Identify every line in the data below that contains the string "segment". Matching is case-sensitive.

>> start EXERCISE MATERIAL

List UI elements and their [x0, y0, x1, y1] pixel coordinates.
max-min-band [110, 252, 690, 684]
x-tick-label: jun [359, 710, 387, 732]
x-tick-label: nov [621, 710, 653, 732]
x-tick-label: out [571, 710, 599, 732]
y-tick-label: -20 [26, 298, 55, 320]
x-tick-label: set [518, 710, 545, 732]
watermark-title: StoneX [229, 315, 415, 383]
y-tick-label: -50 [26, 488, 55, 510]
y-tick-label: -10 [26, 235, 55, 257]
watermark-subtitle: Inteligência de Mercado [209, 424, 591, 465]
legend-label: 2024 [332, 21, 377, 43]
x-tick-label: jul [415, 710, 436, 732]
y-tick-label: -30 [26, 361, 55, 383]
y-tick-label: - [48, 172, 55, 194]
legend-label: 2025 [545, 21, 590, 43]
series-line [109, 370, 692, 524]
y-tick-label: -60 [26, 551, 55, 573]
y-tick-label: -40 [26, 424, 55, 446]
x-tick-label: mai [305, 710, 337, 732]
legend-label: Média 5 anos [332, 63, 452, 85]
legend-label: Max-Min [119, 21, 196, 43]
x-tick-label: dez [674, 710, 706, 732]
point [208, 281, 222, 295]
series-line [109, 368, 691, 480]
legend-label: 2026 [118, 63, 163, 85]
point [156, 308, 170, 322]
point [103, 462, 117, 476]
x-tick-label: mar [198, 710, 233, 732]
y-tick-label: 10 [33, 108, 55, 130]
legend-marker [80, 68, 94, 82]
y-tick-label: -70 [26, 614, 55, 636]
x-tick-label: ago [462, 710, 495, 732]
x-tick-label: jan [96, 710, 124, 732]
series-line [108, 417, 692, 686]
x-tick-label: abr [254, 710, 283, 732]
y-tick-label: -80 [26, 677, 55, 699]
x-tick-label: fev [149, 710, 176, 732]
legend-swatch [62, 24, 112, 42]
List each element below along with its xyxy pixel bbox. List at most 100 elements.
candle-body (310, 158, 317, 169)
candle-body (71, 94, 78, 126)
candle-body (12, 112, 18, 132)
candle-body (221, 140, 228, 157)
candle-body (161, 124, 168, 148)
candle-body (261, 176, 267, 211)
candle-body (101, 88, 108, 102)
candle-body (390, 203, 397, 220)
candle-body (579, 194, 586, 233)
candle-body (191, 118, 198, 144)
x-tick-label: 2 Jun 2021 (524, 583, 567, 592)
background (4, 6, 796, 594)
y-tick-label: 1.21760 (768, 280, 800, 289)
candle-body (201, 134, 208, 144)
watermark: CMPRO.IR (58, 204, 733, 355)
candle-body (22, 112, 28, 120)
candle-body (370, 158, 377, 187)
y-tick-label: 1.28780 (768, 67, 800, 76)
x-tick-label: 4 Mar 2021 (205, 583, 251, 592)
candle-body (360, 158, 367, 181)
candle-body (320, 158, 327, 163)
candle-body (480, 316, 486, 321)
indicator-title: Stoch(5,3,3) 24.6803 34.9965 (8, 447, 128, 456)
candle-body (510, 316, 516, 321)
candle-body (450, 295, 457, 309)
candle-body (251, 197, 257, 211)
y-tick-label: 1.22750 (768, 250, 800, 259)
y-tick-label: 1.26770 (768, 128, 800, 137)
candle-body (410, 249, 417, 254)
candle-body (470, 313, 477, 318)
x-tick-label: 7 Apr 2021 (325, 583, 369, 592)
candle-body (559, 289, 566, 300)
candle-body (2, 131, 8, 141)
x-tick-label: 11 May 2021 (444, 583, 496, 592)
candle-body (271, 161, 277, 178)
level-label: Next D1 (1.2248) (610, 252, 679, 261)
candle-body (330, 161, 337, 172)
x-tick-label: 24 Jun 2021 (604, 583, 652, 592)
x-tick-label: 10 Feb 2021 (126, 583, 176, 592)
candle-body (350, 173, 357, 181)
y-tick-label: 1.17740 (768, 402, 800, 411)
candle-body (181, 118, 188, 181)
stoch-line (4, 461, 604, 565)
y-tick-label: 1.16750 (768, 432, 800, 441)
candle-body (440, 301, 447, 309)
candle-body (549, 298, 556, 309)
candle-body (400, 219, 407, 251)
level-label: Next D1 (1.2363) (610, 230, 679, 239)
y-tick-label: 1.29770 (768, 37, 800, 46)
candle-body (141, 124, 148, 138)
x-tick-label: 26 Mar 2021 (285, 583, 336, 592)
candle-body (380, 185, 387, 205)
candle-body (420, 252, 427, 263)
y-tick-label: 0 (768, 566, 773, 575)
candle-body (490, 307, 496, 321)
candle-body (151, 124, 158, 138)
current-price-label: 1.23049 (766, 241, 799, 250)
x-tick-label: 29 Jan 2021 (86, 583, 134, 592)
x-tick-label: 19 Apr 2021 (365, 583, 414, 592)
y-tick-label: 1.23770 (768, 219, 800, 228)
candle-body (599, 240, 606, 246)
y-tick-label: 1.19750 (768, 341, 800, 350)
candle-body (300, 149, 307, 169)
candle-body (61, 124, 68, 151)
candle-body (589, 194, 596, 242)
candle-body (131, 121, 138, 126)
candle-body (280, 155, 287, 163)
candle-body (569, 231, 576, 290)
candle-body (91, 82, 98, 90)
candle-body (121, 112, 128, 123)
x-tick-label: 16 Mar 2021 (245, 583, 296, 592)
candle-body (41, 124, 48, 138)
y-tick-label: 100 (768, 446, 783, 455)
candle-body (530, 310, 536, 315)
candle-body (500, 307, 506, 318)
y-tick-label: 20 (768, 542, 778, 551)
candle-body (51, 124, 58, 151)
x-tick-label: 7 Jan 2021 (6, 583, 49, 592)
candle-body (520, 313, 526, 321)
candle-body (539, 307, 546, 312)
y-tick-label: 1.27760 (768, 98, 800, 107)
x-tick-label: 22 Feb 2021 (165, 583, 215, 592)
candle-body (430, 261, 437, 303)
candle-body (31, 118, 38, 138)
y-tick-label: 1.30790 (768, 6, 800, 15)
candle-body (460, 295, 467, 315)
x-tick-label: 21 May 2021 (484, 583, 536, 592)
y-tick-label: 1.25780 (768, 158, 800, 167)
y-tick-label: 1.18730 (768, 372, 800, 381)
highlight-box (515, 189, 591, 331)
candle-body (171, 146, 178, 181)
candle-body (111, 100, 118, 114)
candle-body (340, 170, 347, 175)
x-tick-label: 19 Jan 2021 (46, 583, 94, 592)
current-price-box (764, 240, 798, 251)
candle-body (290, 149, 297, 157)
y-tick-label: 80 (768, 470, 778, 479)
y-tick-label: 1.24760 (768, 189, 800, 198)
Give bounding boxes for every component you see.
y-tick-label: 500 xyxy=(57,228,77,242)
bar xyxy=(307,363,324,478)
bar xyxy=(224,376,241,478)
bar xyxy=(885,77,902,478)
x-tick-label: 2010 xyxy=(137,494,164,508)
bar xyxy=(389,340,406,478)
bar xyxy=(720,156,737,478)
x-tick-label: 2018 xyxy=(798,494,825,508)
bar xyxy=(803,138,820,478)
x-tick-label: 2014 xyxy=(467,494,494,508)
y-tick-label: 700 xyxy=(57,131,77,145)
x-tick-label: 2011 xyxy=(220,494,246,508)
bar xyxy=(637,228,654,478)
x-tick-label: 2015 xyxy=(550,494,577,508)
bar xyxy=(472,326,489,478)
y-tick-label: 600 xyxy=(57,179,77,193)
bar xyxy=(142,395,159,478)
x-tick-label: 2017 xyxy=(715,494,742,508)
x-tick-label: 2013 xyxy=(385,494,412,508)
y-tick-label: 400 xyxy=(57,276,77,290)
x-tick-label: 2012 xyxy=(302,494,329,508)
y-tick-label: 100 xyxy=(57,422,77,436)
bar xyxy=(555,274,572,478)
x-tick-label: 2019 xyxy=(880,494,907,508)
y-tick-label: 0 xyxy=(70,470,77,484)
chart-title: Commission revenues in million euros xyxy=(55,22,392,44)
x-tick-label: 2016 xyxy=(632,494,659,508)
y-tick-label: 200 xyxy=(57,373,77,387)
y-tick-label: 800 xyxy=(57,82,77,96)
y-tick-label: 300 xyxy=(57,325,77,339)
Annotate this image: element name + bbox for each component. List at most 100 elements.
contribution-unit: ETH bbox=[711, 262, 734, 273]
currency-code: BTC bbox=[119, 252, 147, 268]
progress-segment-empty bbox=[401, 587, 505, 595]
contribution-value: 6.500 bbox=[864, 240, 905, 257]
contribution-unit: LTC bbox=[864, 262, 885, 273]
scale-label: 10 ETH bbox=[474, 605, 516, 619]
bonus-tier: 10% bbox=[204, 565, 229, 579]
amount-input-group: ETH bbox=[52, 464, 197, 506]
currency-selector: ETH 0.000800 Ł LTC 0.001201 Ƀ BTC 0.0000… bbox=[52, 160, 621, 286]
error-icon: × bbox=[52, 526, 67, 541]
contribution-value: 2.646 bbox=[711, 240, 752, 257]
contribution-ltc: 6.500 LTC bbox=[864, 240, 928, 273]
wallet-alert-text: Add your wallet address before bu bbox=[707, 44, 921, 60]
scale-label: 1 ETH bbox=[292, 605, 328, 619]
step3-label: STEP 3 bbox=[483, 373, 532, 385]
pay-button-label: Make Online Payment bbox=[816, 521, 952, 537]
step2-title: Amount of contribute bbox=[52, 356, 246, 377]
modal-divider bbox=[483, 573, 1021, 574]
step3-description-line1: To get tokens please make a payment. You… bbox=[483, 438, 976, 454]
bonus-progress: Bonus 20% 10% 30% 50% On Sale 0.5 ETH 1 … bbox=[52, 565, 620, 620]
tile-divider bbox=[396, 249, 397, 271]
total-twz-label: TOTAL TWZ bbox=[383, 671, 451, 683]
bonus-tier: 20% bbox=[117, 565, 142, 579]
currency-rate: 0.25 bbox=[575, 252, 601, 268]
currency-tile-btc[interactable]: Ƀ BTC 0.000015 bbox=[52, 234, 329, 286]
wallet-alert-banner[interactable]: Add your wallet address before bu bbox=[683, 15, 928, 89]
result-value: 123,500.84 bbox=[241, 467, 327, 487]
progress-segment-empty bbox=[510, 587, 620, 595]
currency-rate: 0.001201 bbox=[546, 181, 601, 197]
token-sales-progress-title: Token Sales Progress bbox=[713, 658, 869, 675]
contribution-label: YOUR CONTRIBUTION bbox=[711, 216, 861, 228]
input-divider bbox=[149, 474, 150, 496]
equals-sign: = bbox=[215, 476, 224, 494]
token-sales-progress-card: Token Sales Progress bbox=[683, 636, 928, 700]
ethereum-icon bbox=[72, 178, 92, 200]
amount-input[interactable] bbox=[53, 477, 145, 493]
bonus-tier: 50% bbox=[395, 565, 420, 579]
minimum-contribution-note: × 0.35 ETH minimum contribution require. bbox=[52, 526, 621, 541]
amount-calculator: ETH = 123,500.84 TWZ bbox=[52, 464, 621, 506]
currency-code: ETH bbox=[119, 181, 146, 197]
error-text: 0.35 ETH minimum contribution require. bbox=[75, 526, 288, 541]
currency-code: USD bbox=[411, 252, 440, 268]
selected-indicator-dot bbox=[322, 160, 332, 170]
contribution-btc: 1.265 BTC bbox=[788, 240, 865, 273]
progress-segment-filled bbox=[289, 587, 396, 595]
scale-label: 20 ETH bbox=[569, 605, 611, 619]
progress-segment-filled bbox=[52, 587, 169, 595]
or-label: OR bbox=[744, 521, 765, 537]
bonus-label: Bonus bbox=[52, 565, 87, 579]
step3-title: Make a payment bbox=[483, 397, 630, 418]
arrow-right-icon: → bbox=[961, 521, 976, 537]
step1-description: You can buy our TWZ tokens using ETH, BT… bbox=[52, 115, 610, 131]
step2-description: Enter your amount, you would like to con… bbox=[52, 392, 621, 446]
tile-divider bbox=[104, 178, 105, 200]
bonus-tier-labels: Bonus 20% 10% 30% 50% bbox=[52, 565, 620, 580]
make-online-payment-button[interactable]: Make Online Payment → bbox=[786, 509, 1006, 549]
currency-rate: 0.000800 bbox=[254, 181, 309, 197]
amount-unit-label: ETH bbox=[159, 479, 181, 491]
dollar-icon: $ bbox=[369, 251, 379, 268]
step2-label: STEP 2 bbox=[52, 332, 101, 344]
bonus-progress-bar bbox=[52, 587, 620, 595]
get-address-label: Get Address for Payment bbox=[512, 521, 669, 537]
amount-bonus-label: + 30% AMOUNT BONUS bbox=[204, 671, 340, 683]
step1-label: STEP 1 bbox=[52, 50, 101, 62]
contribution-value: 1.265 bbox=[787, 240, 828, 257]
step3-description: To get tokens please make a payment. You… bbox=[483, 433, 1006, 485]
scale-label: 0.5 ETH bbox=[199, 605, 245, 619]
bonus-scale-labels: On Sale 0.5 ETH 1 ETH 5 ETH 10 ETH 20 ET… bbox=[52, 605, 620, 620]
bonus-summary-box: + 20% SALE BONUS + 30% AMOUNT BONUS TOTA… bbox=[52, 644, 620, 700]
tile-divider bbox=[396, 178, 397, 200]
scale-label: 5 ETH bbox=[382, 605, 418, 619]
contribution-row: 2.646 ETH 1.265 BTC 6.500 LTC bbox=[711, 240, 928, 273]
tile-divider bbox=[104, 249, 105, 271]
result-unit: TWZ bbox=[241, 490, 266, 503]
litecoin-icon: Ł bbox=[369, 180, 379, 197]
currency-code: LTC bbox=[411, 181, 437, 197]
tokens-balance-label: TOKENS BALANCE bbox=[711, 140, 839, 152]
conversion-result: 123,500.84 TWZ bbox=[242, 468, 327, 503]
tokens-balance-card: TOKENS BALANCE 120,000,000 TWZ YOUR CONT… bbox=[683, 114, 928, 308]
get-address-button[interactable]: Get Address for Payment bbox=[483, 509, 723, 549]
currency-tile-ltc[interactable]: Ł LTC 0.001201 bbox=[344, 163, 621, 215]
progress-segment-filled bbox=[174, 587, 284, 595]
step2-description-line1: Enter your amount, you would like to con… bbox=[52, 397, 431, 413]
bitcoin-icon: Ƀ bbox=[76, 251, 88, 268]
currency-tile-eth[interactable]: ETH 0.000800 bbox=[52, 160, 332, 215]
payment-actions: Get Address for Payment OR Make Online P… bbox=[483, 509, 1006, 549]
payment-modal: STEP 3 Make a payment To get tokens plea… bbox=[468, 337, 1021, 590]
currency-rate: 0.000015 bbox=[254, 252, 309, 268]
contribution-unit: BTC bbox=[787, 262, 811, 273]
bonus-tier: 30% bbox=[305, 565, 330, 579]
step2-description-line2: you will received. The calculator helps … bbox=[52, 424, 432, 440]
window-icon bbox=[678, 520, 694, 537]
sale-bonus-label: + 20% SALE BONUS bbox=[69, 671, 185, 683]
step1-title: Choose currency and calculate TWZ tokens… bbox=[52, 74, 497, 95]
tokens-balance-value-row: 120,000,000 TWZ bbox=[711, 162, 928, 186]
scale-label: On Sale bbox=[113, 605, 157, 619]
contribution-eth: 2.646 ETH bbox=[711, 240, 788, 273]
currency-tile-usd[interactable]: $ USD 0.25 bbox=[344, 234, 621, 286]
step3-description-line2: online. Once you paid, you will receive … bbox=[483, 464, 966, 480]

>> end EXERCISE MATERIAL

SOLUTION FOR THIS EXERCISE
progress-segment-empty bbox=[401, 587, 505, 595]
progress-segment-empty bbox=[510, 587, 620, 595]
progress-segment-filled bbox=[289, 587, 396, 595]
progress-segment-filled bbox=[52, 587, 169, 595]
progress-segment-filled bbox=[174, 587, 284, 595]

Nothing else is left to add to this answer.